SUPPLIED INFORMATION:
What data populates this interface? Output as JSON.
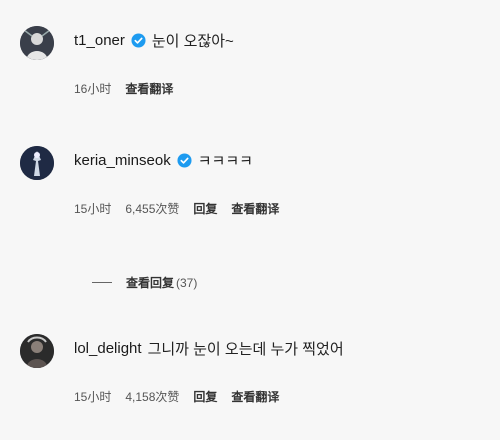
{
  "comments": [
    {
      "username": "t1_oner",
      "verified": true,
      "text": "눈이 오잖아~",
      "time": "16小时",
      "likes": "",
      "reply_label": "",
      "translate_label": "查看翻译"
    },
    {
      "username": "keria_minseok",
      "verified": true,
      "text": "ㅋㅋㅋㅋ",
      "time": "15小时",
      "likes": "6,455次赞",
      "reply_label": "回复",
      "translate_label": "查看翻译"
    },
    {
      "username": "lol_delight",
      "verified": false,
      "text": "그니까 눈이 오는데 누가 찍었어",
      "time": "15小时",
      "likes": "4,158次赞",
      "reply_label": "回复",
      "translate_label": "查看翻译"
    }
  ],
  "view_replies": {
    "label": "查看回复",
    "count": "(37)"
  },
  "colors": {
    "verified_blue": "#1d9bf0",
    "background": "#f7f7f7"
  }
}
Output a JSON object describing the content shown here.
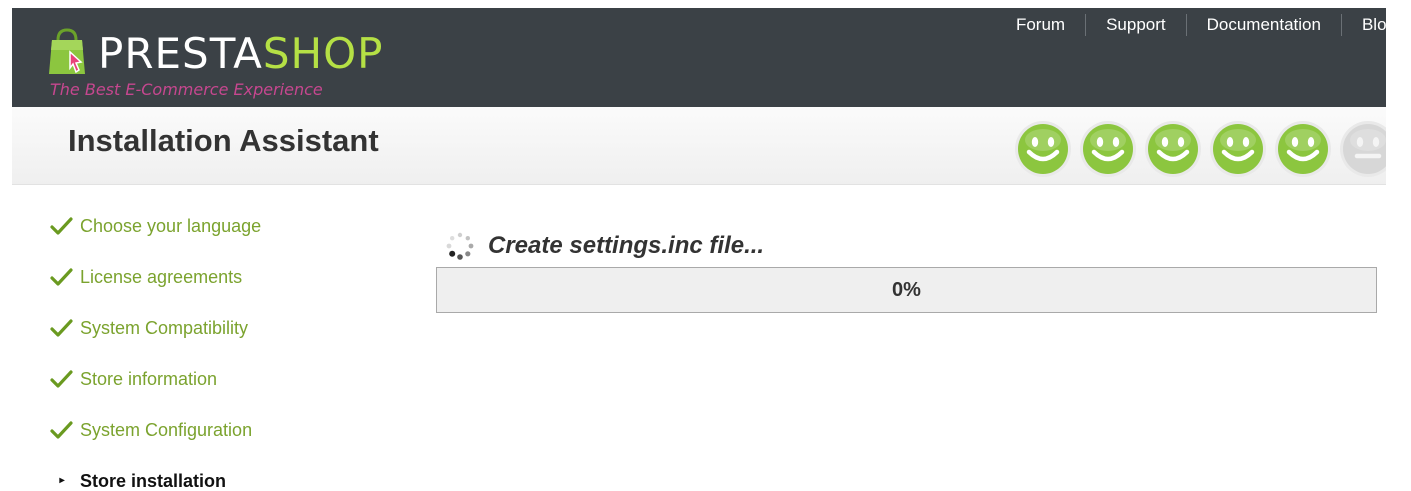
{
  "header": {
    "logo": {
      "name_part1": "PRESTA",
      "name_part2": "SHOP",
      "tagline": "The Best E-Commerce Experience"
    },
    "nav": [
      {
        "label": "Forum"
      },
      {
        "label": "Support"
      },
      {
        "label": "Documentation"
      },
      {
        "label": "Blog"
      }
    ]
  },
  "title_band": {
    "title": "Installation Assistant",
    "smileys": [
      {
        "state": "done",
        "color": "#8cc63f",
        "icon": "smiley-icon"
      },
      {
        "state": "done",
        "color": "#8cc63f",
        "icon": "smiley-icon"
      },
      {
        "state": "done",
        "color": "#8cc63f",
        "icon": "smiley-icon"
      },
      {
        "state": "done",
        "color": "#8cc63f",
        "icon": "smiley-icon"
      },
      {
        "state": "done",
        "color": "#8cc63f",
        "icon": "smiley-icon"
      },
      {
        "state": "pending",
        "color": "#d7d7d7",
        "icon": "smiley-icon"
      }
    ]
  },
  "steps": [
    {
      "label": "Choose your language",
      "status": "done",
      "icon": "check-icon"
    },
    {
      "label": "License agreements",
      "status": "done",
      "icon": "check-icon"
    },
    {
      "label": "System Compatibility",
      "status": "done",
      "icon": "check-icon"
    },
    {
      "label": "Store information",
      "status": "done",
      "icon": "check-icon"
    },
    {
      "label": "System Configuration",
      "status": "done",
      "icon": "check-icon"
    },
    {
      "label": "Store installation",
      "status": "current",
      "icon": "triangle-right-icon"
    }
  ],
  "main": {
    "progress_title": "Create settings.inc file...",
    "progress_percent_label": "0%",
    "progress_fraction": 0
  },
  "colors": {
    "header_bg": "#3b4146",
    "accent_green": "#8cc63f",
    "step_green": "#7ba32e",
    "tagline_pink": "#c6478f",
    "logo_green": "#b5e045"
  }
}
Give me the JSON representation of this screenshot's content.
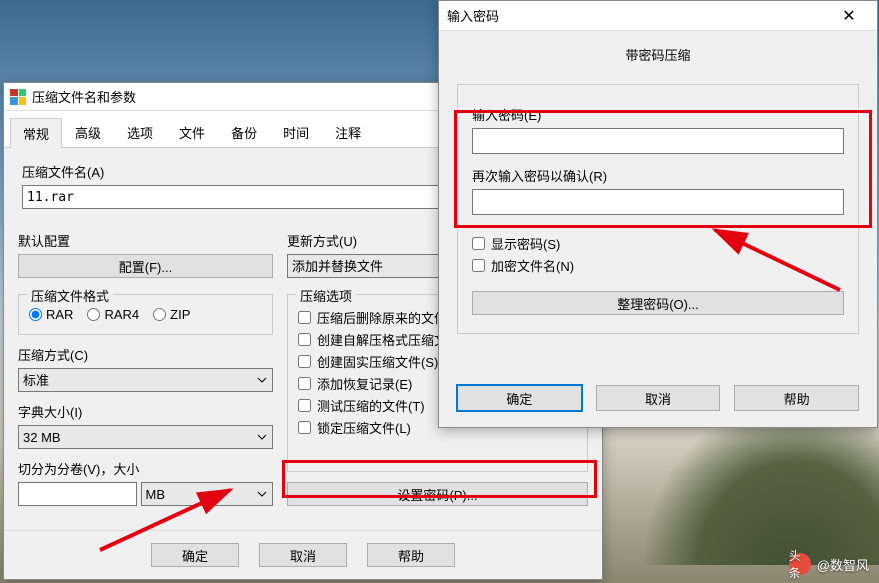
{
  "archive": {
    "title": "压缩文件名和参数",
    "tabs": [
      "常规",
      "高级",
      "选项",
      "文件",
      "备份",
      "时间",
      "注释"
    ],
    "name_label": "压缩文件名(A)",
    "name_value": "11.rar",
    "profile_label": "默认配置",
    "profile_button": "配置(F)...",
    "format_label": "压缩文件格式",
    "formats": [
      "RAR",
      "RAR4",
      "ZIP"
    ],
    "method_label": "压缩方式(C)",
    "method_value": "标准",
    "dict_label": "字典大小(I)",
    "dict_value": "32 MB",
    "split_label": "切分为分卷(V)，大小",
    "split_unit": "MB",
    "update_label": "更新方式(U)",
    "update_value": "添加并替换文件",
    "options_label": "压缩选项",
    "opts": [
      "压缩后删除原来的文件",
      "创建自解压格式压缩文件",
      "创建固实压缩文件(S)",
      "添加恢复记录(E)",
      "测试压缩的文件(T)",
      "锁定压缩文件(L)"
    ],
    "set_password": "设置密码(P)...",
    "ok": "确定",
    "cancel": "取消",
    "help": "帮助"
  },
  "pwd": {
    "title": "输入密码",
    "subtitle": "带密码压缩",
    "pw_label": "输入密码(E)",
    "pw_confirm": "再次输入密码以确认(R)",
    "show": "显示密码(S)",
    "encrypt_names": "加密文件名(N)",
    "organize": "整理密码(O)...",
    "ok": "确定",
    "cancel": "取消",
    "help": "帮助"
  },
  "watermark": {
    "prefix": "头条",
    "name": "@数智风"
  }
}
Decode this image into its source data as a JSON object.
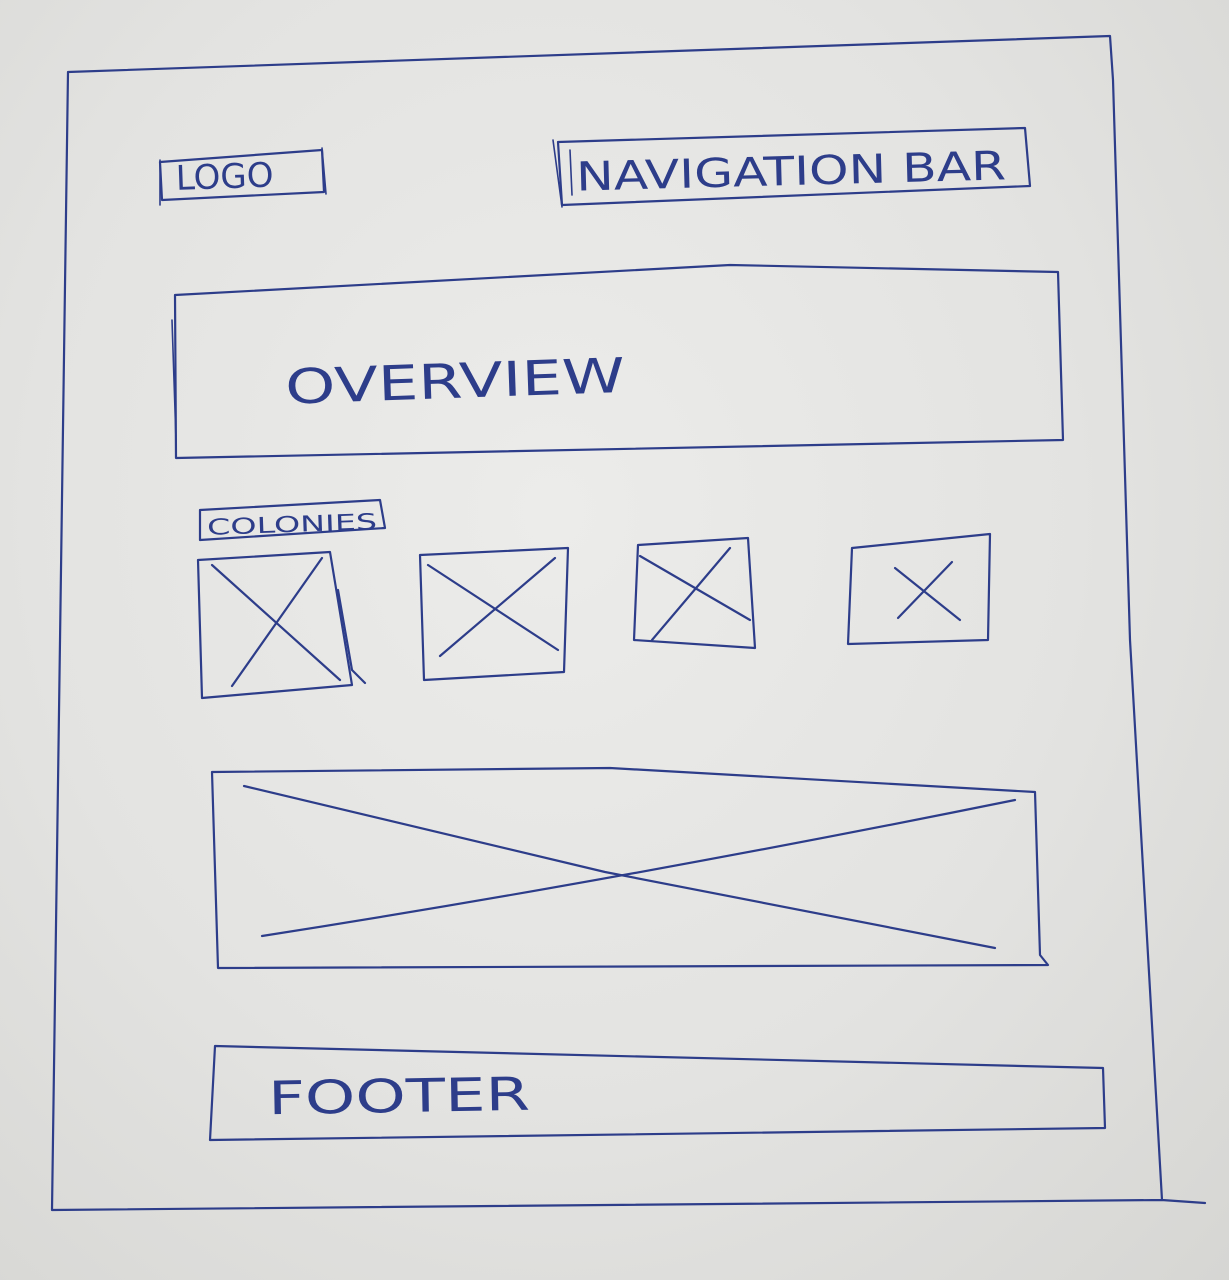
{
  "header": {
    "logo_label": "LOGO",
    "nav_label": "NAVIGATION BAR"
  },
  "overview": {
    "label": "OVERVIEW"
  },
  "colonies": {
    "label": "COLONIES",
    "count": 4
  },
  "footer": {
    "label": "FOOTER"
  },
  "colors": {
    "ink": "#2d3d8a",
    "paper": "#e6e6e4"
  }
}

STATED TASK:
An exact transcription of all the entries is required, without the pictures.

WRITTEN SOLUTION:
What data populates this interface? Output as JSON.
{
  "comments": [
    {
      "username": "t1_oner",
      "verified": true,
      "text": "눈이 오잖아~",
      "time": "16小时",
      "likes": "",
      "reply_label": "",
      "translate_label": "查看翻译"
    },
    {
      "username": "keria_minseok",
      "verified": true,
      "text": "ㅋㅋㅋㅋ",
      "time": "15小时",
      "likes": "6,455次赞",
      "reply_label": "回复",
      "translate_label": "查看翻译"
    },
    {
      "username": "lol_delight",
      "verified": false,
      "text": "그니까 눈이 오는데 누가 찍었어",
      "time": "15小时",
      "likes": "4,158次赞",
      "reply_label": "回复",
      "translate_label": "查看翻译"
    }
  ],
  "view_replies": {
    "label": "查看回复",
    "count": "(37)"
  },
  "colors": {
    "verified_blue": "#1d9bf0",
    "background": "#f7f7f7"
  }
}
Output a JSON object describing the content shown here.
{
  "header": {
    "logo": {
      "name_part1": "PRESTA",
      "name_part2": "SHOP",
      "tagline": "The Best E-Commerce Experience"
    },
    "nav": [
      {
        "label": "Forum"
      },
      {
        "label": "Support"
      },
      {
        "label": "Documentation"
      },
      {
        "label": "Blog"
      }
    ]
  },
  "title_band": {
    "title": "Installation Assistant",
    "smileys": [
      {
        "state": "done",
        "color": "#8cc63f",
        "icon": "smiley-icon"
      },
      {
        "state": "done",
        "color": "#8cc63f",
        "icon": "smiley-icon"
      },
      {
        "state": "done",
        "color": "#8cc63f",
        "icon": "smiley-icon"
      },
      {
        "state": "done",
        "color": "#8cc63f",
        "icon": "smiley-icon"
      },
      {
        "state": "done",
        "color": "#8cc63f",
        "icon": "smiley-icon"
      },
      {
        "state": "pending",
        "color": "#d7d7d7",
        "icon": "smiley-icon"
      }
    ]
  },
  "steps": [
    {
      "label": "Choose your language",
      "status": "done",
      "icon": "check-icon"
    },
    {
      "label": "License agreements",
      "status": "done",
      "icon": "check-icon"
    },
    {
      "label": "System Compatibility",
      "status": "done",
      "icon": "check-icon"
    },
    {
      "label": "Store information",
      "status": "done",
      "icon": "check-icon"
    },
    {
      "label": "System Configuration",
      "status": "done",
      "icon": "check-icon"
    },
    {
      "label": "Store installation",
      "status": "current",
      "icon": "triangle-right-icon"
    }
  ],
  "main": {
    "progress_title": "Create settings.inc file...",
    "progress_percent_label": "0%",
    "progress_fraction": 0
  },
  "colors": {
    "header_bg": "#3b4146",
    "accent_green": "#8cc63f",
    "step_green": "#7ba32e",
    "tagline_pink": "#c6478f",
    "logo_green": "#b5e045"
  }
}
Give me the JSON representation of this screenshot's content.
{
  "archive": {
    "title": "压缩文件名和参数",
    "tabs": [
      "常规",
      "高级",
      "选项",
      "文件",
      "备份",
      "时间",
      "注释"
    ],
    "name_label": "压缩文件名(A)",
    "name_value": "11.rar",
    "profile_label": "默认配置",
    "profile_button": "配置(F)...",
    "format_label": "压缩文件格式",
    "formats": [
      "RAR",
      "RAR4",
      "ZIP"
    ],
    "method_label": "压缩方式(C)",
    "method_value": "标准",
    "dict_label": "字典大小(I)",
    "dict_value": "32 MB",
    "split_label": "切分为分卷(V)，大小",
    "split_unit": "MB",
    "update_label": "更新方式(U)",
    "update_value": "添加并替换文件",
    "options_label": "压缩选项",
    "opts": [
      "压缩后删除原来的文件",
      "创建自解压格式压缩文件",
      "创建固实压缩文件(S)",
      "添加恢复记录(E)",
      "测试压缩的文件(T)",
      "锁定压缩文件(L)"
    ],
    "set_password": "设置密码(P)...",
    "ok": "确定",
    "cancel": "取消",
    "help": "帮助"
  },
  "pwd": {
    "title": "输入密码",
    "subtitle": "带密码压缩",
    "pw_label": "输入密码(E)",
    "pw_confirm": "再次输入密码以确认(R)",
    "show": "显示密码(S)",
    "encrypt_names": "加密文件名(N)",
    "organize": "整理密码(O)...",
    "ok": "确定",
    "cancel": "取消",
    "help": "帮助"
  },
  "watermark": {
    "prefix": "头条",
    "name": "@数智风"
  }
}
Decode this image into its source data as a JSON object.
{
  "header": {
    "logo_label": "LOGO",
    "nav_label": "NAVIGATION BAR"
  },
  "overview": {
    "label": "OVERVIEW"
  },
  "colonies": {
    "label": "COLONIES",
    "count": 4
  },
  "footer": {
    "label": "FOOTER"
  },
  "colors": {
    "ink": "#2d3d8a",
    "paper": "#e6e6e4"
  }
}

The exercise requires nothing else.